### INFORMATION PROVIDED
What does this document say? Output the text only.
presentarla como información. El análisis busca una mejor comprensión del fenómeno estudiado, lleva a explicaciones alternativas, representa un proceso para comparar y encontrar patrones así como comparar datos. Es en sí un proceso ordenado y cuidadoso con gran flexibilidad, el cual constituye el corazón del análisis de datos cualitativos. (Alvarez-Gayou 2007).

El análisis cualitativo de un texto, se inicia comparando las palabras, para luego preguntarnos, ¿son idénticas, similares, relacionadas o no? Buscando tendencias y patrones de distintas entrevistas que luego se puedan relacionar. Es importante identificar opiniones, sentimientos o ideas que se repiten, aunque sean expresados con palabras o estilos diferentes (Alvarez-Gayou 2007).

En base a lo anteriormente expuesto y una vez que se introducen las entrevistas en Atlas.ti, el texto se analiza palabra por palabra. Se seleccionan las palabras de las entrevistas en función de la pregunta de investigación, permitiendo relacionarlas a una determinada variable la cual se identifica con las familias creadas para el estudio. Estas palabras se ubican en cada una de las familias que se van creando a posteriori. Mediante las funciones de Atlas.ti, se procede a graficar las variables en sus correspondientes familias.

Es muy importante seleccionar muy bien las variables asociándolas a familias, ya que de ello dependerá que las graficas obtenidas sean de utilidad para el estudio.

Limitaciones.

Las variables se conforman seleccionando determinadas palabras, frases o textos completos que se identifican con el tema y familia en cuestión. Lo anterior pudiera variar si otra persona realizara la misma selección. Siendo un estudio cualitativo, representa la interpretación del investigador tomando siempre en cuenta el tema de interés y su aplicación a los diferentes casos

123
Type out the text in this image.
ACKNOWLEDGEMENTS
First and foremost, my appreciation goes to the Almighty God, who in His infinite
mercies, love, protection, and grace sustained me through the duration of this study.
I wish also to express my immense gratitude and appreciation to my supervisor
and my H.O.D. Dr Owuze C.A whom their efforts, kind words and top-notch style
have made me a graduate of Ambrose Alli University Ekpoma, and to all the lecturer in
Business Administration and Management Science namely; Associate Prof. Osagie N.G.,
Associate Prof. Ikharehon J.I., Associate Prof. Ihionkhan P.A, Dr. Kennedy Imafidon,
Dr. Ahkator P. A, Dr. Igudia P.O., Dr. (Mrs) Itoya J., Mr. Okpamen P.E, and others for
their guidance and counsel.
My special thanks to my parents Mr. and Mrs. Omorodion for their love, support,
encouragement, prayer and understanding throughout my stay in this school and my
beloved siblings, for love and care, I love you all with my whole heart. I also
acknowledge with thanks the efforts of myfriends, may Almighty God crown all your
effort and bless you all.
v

### PROBLEM
List every line above containing the word "with".

### COMPLETE ANSWER
beloved siblings, for love and care, I love you all with my whole heart. I also
acknowledge with thanks the efforts of myfriends, may Almighty God crown all your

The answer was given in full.